> **SOURCE DATA**:

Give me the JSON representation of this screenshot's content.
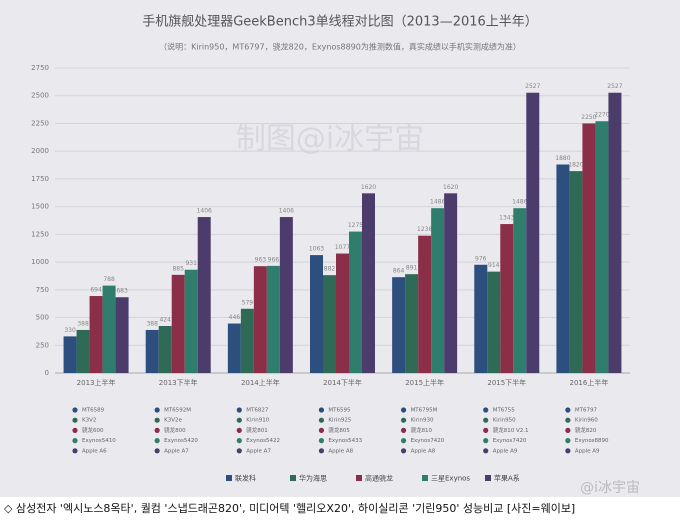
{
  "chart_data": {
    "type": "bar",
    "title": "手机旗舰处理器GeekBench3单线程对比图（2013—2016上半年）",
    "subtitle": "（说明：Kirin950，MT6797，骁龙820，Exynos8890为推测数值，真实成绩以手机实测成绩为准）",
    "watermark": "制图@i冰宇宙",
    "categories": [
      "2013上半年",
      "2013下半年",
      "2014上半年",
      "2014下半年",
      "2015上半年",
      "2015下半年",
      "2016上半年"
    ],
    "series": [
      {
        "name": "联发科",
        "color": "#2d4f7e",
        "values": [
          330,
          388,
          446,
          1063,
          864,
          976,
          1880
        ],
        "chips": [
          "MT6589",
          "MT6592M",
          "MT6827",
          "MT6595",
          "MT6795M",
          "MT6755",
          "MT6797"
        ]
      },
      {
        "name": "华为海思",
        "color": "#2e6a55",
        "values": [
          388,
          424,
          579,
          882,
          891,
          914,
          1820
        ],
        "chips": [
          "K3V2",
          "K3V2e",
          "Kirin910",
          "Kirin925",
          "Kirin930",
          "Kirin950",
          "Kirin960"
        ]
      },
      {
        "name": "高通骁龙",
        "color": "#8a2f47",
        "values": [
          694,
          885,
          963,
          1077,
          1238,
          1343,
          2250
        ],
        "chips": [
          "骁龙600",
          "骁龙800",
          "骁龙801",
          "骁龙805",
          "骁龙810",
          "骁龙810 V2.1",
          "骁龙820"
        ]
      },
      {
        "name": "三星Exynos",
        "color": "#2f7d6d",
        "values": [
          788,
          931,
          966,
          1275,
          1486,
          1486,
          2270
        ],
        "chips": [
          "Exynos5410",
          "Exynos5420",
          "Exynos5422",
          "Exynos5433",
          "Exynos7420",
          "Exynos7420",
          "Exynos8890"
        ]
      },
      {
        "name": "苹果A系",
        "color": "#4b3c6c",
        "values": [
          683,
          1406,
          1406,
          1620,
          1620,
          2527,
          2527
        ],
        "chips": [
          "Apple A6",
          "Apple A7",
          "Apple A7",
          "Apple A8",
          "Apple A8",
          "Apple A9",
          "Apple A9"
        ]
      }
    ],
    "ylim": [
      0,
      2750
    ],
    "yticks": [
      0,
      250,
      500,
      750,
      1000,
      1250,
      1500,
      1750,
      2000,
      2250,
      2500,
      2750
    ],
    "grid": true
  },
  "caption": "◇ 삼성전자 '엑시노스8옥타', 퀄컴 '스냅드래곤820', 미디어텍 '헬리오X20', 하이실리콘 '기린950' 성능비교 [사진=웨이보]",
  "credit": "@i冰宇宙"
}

> **DIRECTIONS FOR THIS TASK**:
Check each line above for the string "color" and show the ones that have it.

> **ANSWER**:
        "color": "#2d4f7e",
        "color": "#2e6a55",
        "color": "#8a2f47",
        "color": "#2f7d6d",
        "color": "#4b3c6c",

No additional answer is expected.